» **The task**
Write out each entry again. Keep every word exactly as it is.

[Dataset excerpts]
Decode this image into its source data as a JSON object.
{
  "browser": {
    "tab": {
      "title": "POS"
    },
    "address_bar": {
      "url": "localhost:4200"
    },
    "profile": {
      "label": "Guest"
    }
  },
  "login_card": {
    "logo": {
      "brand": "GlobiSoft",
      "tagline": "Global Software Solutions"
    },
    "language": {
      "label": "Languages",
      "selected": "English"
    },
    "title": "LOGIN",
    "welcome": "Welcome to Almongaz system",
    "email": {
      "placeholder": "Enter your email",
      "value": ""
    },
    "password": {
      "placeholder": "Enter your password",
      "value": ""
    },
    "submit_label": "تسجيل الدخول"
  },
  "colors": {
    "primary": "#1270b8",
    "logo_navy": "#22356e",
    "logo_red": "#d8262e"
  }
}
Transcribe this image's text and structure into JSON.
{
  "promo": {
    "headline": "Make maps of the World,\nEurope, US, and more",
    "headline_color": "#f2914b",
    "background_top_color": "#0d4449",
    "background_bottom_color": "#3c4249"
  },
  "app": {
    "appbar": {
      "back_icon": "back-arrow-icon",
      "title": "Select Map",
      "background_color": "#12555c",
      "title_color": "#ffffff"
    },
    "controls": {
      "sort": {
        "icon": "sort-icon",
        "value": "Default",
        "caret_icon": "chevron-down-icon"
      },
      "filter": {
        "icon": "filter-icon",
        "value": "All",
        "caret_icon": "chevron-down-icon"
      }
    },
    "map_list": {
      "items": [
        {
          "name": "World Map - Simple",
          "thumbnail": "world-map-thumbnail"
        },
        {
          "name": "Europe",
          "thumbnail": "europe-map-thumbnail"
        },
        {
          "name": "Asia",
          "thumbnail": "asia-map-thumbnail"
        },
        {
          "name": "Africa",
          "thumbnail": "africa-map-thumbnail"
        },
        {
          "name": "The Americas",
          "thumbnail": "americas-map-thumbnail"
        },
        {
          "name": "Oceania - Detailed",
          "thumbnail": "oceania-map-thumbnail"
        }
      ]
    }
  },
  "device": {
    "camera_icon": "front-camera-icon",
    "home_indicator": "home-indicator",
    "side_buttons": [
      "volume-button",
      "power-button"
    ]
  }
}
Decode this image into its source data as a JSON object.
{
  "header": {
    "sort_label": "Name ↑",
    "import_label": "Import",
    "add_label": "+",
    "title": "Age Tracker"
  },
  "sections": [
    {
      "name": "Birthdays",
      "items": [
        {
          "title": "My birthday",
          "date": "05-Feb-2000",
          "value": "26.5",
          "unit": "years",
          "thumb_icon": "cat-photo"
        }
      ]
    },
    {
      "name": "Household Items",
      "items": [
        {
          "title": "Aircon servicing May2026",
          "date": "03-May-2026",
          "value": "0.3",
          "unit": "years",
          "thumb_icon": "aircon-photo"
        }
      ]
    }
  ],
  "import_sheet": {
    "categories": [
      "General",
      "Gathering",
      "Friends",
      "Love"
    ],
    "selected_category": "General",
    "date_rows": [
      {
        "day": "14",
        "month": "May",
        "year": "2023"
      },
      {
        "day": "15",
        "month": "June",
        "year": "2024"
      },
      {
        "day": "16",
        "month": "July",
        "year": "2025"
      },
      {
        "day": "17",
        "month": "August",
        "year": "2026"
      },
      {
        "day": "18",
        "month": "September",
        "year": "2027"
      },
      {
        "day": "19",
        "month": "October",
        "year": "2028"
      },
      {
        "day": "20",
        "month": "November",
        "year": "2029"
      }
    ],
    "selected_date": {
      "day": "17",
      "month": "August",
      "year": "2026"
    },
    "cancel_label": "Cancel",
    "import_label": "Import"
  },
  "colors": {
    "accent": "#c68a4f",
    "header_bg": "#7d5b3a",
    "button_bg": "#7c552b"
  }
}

» **Task output**
Decode this image into its source data as a JSON object.
{
  "browser": {
    "tab": {
      "title": "POS"
    },
    "address_bar": {
      "url": "localhost:4200"
    },
    "profile": {
      "label": "Guest"
    }
  },
  "login_card": {
    "logo": {
      "brand": "GlobiSoft",
      "tagline": "Global Software Solutions"
    },
    "language": {
      "label": "Languages",
      "selected": "English"
    },
    "title": "LOGIN",
    "welcome": "Welcome to Almongaz system",
    "email": {
      "placeholder": "Enter your email",
      "value": ""
    },
    "password": {
      "placeholder": "Enter your password",
      "value": ""
    },
    "submit_label": "تسجيل الدخول"
  },
  "colors": {
    "primary": "#1270b8",
    "logo_navy": "#22356e",
    "logo_red": "#d8262e"
  }
}
Transcribe this image's text and structure into JSON.
{
  "promo": {
    "headline": "Make maps of the World,\nEurope, US, and more",
    "headline_color": "#f2914b",
    "background_top_color": "#0d4449",
    "background_bottom_color": "#3c4249"
  },
  "app": {
    "appbar": {
      "back_icon": "back-arrow-icon",
      "title": "Select Map",
      "background_color": "#12555c",
      "title_color": "#ffffff"
    },
    "controls": {
      "sort": {
        "icon": "sort-icon",
        "value": "Default",
        "caret_icon": "chevron-down-icon"
      },
      "filter": {
        "icon": "filter-icon",
        "value": "All",
        "caret_icon": "chevron-down-icon"
      }
    },
    "map_list": {
      "items": [
        {
          "name": "World Map - Simple",
          "thumbnail": "world-map-thumbnail"
        },
        {
          "name": "Europe",
          "thumbnail": "europe-map-thumbnail"
        },
        {
          "name": "Asia",
          "thumbnail": "asia-map-thumbnail"
        },
        {
          "name": "Africa",
          "thumbnail": "africa-map-thumbnail"
        },
        {
          "name": "The Americas",
          "thumbnail": "americas-map-thumbnail"
        },
        {
          "name": "Oceania - Detailed",
          "thumbnail": "oceania-map-thumbnail"
        }
      ]
    }
  },
  "device": {
    "camera_icon": "front-camera-icon",
    "home_indicator": "home-indicator",
    "side_buttons": [
      "volume-button",
      "power-button"
    ]
  }
}
Decode this image into its source data as a JSON object.
{
  "header": {
    "sort_label": "Name ↑",
    "import_label": "Import",
    "add_label": "+",
    "title": "Age Tracker"
  },
  "sections": [
    {
      "name": "Birthdays",
      "items": [
        {
          "title": "My birthday",
          "date": "05-Feb-2000",
          "value": "26.5",
          "unit": "years",
          "thumb_icon": "cat-photo"
        }
      ]
    },
    {
      "name": "Household Items",
      "items": [
        {
          "title": "Aircon servicing May2026",
          "date": "03-May-2026",
          "value": "0.3",
          "unit": "years",
          "thumb_icon": "aircon-photo"
        }
      ]
    }
  ],
  "import_sheet": {
    "categories": [
      "General",
      "Gathering",
      "Friends",
      "Love"
    ],
    "selected_category": "General",
    "date_rows": [
      {
        "day": "14",
        "month": "May",
        "year": "2023"
      },
      {
        "day": "15",
        "month": "June",
        "year": "2024"
      },
      {
        "day": "16",
        "month": "July",
        "year": "2025"
      },
      {
        "day": "17",
        "month": "August",
        "year": "2026"
      },
      {
        "day": "18",
        "month": "September",
        "year": "2027"
      },
      {
        "day": "19",
        "month": "October",
        "year": "2028"
      },
      {
        "day": "20",
        "month": "November",
        "year": "2029"
      }
    ],
    "selected_date": {
      "day": "17",
      "month": "August",
      "year": "2026"
    },
    "cancel_label": "Cancel",
    "import_label": "Import"
  },
  "colors": {
    "accent": "#c68a4f",
    "header_bg": "#7d5b3a",
    "button_bg": "#7c552b"
  }
}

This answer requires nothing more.